---- SUPPLIED RECORDS
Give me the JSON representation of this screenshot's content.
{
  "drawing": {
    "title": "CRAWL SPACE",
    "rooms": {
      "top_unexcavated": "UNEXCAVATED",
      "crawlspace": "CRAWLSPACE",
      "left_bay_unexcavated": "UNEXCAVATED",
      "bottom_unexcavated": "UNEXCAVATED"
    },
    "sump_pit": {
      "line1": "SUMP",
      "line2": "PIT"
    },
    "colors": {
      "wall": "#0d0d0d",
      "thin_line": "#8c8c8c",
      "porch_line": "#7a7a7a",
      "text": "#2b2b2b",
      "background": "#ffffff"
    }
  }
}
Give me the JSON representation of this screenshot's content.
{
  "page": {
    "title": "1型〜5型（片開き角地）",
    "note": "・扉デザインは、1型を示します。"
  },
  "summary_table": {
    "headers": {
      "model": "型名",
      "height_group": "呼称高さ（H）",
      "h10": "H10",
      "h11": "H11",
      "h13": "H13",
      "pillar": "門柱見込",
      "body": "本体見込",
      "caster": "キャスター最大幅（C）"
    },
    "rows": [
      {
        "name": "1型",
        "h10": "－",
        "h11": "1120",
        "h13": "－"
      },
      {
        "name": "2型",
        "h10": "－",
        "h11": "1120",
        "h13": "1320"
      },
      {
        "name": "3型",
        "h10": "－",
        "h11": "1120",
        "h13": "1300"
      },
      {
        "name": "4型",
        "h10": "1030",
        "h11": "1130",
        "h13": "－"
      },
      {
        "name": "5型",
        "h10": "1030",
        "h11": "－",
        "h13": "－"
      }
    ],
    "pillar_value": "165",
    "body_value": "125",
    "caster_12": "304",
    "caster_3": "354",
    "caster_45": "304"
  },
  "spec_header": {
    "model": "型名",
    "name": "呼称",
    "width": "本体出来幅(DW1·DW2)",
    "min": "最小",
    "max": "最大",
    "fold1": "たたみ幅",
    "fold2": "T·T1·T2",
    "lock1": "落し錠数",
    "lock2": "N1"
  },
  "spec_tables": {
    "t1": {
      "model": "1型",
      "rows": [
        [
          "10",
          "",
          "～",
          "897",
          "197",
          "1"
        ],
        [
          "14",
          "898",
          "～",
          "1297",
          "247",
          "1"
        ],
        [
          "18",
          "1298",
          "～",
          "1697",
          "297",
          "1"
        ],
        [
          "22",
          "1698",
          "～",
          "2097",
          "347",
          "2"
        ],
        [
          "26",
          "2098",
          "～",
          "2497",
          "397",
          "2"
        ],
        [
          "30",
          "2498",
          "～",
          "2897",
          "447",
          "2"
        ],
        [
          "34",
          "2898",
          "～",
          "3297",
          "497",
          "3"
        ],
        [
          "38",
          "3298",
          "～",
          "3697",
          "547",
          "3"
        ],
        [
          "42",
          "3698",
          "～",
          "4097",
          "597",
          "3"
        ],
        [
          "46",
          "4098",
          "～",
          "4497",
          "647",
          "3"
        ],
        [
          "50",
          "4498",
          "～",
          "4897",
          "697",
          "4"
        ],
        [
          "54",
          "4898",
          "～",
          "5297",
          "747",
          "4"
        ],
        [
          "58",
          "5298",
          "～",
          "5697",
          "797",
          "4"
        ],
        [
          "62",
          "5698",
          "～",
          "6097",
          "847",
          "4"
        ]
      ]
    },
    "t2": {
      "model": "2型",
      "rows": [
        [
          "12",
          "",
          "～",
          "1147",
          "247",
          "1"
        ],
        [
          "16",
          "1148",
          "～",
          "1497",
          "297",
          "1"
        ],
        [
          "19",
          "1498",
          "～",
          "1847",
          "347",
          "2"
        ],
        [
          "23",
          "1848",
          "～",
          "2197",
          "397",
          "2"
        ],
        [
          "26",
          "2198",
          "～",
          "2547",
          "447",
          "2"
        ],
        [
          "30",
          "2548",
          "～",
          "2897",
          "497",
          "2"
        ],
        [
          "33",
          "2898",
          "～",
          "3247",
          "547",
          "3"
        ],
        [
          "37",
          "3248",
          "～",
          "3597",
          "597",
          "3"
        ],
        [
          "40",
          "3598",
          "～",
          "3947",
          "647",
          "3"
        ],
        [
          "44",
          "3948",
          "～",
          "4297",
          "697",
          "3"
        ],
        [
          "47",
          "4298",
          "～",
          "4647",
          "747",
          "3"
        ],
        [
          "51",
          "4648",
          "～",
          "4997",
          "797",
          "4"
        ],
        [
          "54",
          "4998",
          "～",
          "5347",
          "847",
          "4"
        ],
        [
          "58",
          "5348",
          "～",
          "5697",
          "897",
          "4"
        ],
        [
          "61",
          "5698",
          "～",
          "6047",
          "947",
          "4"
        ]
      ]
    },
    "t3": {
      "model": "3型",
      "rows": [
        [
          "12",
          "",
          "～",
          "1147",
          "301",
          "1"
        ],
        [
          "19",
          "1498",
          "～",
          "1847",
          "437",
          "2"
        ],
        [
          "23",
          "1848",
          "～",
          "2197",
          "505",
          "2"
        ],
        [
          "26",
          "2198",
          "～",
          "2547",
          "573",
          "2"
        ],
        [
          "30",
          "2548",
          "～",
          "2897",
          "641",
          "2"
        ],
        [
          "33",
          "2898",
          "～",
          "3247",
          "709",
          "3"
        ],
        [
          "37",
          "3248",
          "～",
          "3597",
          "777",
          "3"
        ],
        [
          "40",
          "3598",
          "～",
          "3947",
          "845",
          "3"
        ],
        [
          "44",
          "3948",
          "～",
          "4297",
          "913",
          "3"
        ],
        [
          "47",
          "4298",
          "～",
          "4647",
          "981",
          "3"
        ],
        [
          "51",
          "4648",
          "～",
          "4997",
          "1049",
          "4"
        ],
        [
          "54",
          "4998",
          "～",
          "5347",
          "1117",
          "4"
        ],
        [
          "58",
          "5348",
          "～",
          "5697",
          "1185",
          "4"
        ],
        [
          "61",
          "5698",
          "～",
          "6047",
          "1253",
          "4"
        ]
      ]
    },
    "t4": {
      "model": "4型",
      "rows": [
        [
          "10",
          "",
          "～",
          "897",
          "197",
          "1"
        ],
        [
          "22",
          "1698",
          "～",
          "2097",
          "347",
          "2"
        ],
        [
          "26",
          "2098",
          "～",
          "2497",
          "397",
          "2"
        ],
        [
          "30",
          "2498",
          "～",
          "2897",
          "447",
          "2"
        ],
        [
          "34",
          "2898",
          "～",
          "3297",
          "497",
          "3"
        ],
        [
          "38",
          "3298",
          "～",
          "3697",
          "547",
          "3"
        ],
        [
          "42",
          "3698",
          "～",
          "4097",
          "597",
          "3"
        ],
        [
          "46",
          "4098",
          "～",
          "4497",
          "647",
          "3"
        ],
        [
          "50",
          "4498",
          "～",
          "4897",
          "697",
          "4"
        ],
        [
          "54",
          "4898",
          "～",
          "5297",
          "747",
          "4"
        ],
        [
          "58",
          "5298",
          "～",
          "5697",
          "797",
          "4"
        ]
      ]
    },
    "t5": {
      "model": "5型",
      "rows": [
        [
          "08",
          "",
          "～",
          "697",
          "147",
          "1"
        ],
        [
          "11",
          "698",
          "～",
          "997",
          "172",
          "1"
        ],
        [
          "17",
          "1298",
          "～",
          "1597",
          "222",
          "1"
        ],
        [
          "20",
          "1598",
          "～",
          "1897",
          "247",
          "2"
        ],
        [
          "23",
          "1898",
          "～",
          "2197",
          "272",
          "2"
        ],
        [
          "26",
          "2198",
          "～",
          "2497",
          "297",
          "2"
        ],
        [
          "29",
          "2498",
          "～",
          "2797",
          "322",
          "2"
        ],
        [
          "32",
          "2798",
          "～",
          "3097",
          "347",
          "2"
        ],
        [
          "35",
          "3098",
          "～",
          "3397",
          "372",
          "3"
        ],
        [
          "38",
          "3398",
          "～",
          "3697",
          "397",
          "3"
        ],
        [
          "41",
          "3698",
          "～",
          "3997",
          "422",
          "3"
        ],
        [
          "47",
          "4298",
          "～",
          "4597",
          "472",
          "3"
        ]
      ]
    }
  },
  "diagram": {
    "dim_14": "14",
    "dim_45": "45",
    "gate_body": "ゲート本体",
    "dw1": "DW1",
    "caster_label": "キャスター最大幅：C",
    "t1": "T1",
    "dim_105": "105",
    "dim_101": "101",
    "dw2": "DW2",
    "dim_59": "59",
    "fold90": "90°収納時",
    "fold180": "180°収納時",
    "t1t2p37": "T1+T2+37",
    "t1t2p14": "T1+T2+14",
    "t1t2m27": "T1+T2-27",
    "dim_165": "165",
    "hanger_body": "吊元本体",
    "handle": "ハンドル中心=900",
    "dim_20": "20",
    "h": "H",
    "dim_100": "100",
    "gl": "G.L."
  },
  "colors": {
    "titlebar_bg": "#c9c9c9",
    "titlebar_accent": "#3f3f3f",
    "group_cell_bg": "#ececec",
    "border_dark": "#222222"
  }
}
--------
◆ **WHAT THE TASK REQUIRES**
Filter the records, keeping only lines that contain "UNEXCAVATED", and show those lines.

◆ **THE ANSWER**
      "top_unexcavated": "UNEXCAVATED",
      "left_bay_unexcavated": "UNEXCAVATED",
      "bottom_unexcavated": "UNEXCAVATED"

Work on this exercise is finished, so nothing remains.